→ **What you should do**:
In the article below about replacing documents issued by ISIS in Iraq, what did ISIS begin issuing after it took over Mosul?

Iraq's race to replace documents issued by ISIS

Islamic State, trying to show the world that they can run a state, churned out millions of “official documents.”

YAZIDI WOMEN and men flee Islamic State on August 10, 2014 in northern Iraq. Many were captured by ISIS, raped tortured and executed, a crime that continues to this day. (photo credit: REUTERS)
YAZIDI WOMEN and men flee Islamic State on August 10, 2014 in northern Iraq. Many were captured by ISIS, raped tortured and executed, a crime that continues to this day.
(photo credit: REUTERS)
When the Islamic State (ISIS) took over Mosul two years ago, it began issuing its own wedding licenses and birth certificates. Now that a US-backed coalition has launched an assault to retake Mosul, Iraqis in liberated areas need new documents.
“When ISIS controlled the area, they changed the whole process,” Bahar Ali, the director of the Emma Organization for Human Development in Erbil, Iraq told The Media Line. “Now that the Iraqi government controls some of the area, they need to change their documents again.”

→ **Dataset records**:
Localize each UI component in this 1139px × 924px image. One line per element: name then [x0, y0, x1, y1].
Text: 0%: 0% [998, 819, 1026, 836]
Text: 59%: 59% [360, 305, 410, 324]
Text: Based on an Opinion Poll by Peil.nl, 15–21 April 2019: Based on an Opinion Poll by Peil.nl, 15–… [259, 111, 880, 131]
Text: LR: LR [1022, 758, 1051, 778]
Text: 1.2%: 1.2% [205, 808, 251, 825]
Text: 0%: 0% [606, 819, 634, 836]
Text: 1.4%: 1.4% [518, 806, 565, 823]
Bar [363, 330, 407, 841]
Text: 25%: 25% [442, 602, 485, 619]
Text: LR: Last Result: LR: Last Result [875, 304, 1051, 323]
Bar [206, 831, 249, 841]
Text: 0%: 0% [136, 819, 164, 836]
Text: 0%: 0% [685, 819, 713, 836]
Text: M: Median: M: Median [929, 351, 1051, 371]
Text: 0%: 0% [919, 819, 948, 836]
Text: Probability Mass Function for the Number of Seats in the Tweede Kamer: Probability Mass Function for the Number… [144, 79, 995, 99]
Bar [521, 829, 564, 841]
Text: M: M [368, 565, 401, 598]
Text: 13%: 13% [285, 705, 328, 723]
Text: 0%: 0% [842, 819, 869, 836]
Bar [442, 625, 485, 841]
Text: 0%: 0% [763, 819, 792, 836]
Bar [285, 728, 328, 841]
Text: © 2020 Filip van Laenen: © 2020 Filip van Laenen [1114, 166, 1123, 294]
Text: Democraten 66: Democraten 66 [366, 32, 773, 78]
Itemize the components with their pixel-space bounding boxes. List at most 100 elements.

→ **Task output**:
Its own wedding licenses and birth certificates.